Repeat the whole listing exactly.

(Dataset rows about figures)
━━━━━━━━
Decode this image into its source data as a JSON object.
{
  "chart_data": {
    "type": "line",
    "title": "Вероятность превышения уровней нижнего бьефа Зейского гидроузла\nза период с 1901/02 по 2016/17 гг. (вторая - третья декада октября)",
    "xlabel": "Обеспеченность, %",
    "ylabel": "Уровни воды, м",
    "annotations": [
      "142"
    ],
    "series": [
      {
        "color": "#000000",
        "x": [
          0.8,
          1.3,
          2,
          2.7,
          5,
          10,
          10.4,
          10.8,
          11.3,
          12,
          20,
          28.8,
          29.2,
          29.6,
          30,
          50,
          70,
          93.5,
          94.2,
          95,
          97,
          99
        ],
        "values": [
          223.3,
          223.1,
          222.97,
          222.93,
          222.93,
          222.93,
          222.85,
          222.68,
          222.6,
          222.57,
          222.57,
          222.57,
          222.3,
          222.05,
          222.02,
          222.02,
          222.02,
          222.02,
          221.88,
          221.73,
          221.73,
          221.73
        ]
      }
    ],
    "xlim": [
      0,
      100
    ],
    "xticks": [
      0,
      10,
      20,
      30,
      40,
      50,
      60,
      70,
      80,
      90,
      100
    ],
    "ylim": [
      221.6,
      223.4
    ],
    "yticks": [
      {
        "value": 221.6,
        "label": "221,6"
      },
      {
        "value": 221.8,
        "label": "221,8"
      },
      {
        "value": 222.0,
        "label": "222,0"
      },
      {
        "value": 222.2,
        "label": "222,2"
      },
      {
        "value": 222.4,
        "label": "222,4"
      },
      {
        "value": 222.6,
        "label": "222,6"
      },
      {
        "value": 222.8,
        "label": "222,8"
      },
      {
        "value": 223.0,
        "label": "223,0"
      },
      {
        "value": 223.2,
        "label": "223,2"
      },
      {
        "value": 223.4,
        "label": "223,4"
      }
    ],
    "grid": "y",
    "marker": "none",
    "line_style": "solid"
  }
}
━━━━━━━━
**OUTPUT FOR THIS TASK**:
Decode this image into its source data as a JSON object.
{
  "chart_data": {
    "type": "line",
    "title": "Вероятность превышения уровней нижнего бьефа Зейского гидроузла\nза период с 1901/02 по 2016/17 гг. (вторая - третья декада октября)",
    "xlabel": "Обеспеченность, %",
    "ylabel": "Уровни воды, м",
    "annotations": [
      "142"
    ],
    "series": [
      {
        "color": "#000000",
        "x": [
          0.8,
          1.3,
          2,
          2.7,
          5,
          10,
          10.4,
          10.8,
          11.3,
          12,
          20,
          28.8,
          29.2,
          29.6,
          30,
          50,
          70,
          93.5,
          94.2,
          95,
          97,
          99
        ],
        "values": [
          223.3,
          223.1,
          222.97,
          222.93,
          222.93,
          222.93,
          222.85,
          222.68,
          222.6,
          222.57,
          222.57,
          222.57,
          222.3,
          222.05,
          222.02,
          222.02,
          222.02,
          222.02,
          221.88,
          221.73,
          221.73,
          221.73
        ]
      }
    ],
    "xlim": [
      0,
      100
    ],
    "xticks": [
      0,
      10,
      20,
      30,
      40,
      50,
      60,
      70,
      80,
      90,
      100
    ],
    "ylim": [
      221.6,
      223.4
    ],
    "yticks": [
      {
        "value": 221.6,
        "label": "221,6"
      },
      {
        "value": 221.8,
        "label": "221,8"
      },
      {
        "value": 222.0,
        "label": "222,0"
      },
      {
        "value": 222.2,
        "label": "222,2"
      },
      {
        "value": 222.4,
        "label": "222,4"
      },
      {
        "value": 222.6,
        "label": "222,6"
      },
      {
        "value": 222.8,
        "label": "222,8"
      },
      {
        "value": 223.0,
        "label": "223,0"
      },
      {
        "value": 223.2,
        "label": "223,2"
      },
      {
        "value": 223.4,
        "label": "223,4"
      }
    ],
    "grid": "y",
    "marker": "none",
    "line_style": "solid"
  }
}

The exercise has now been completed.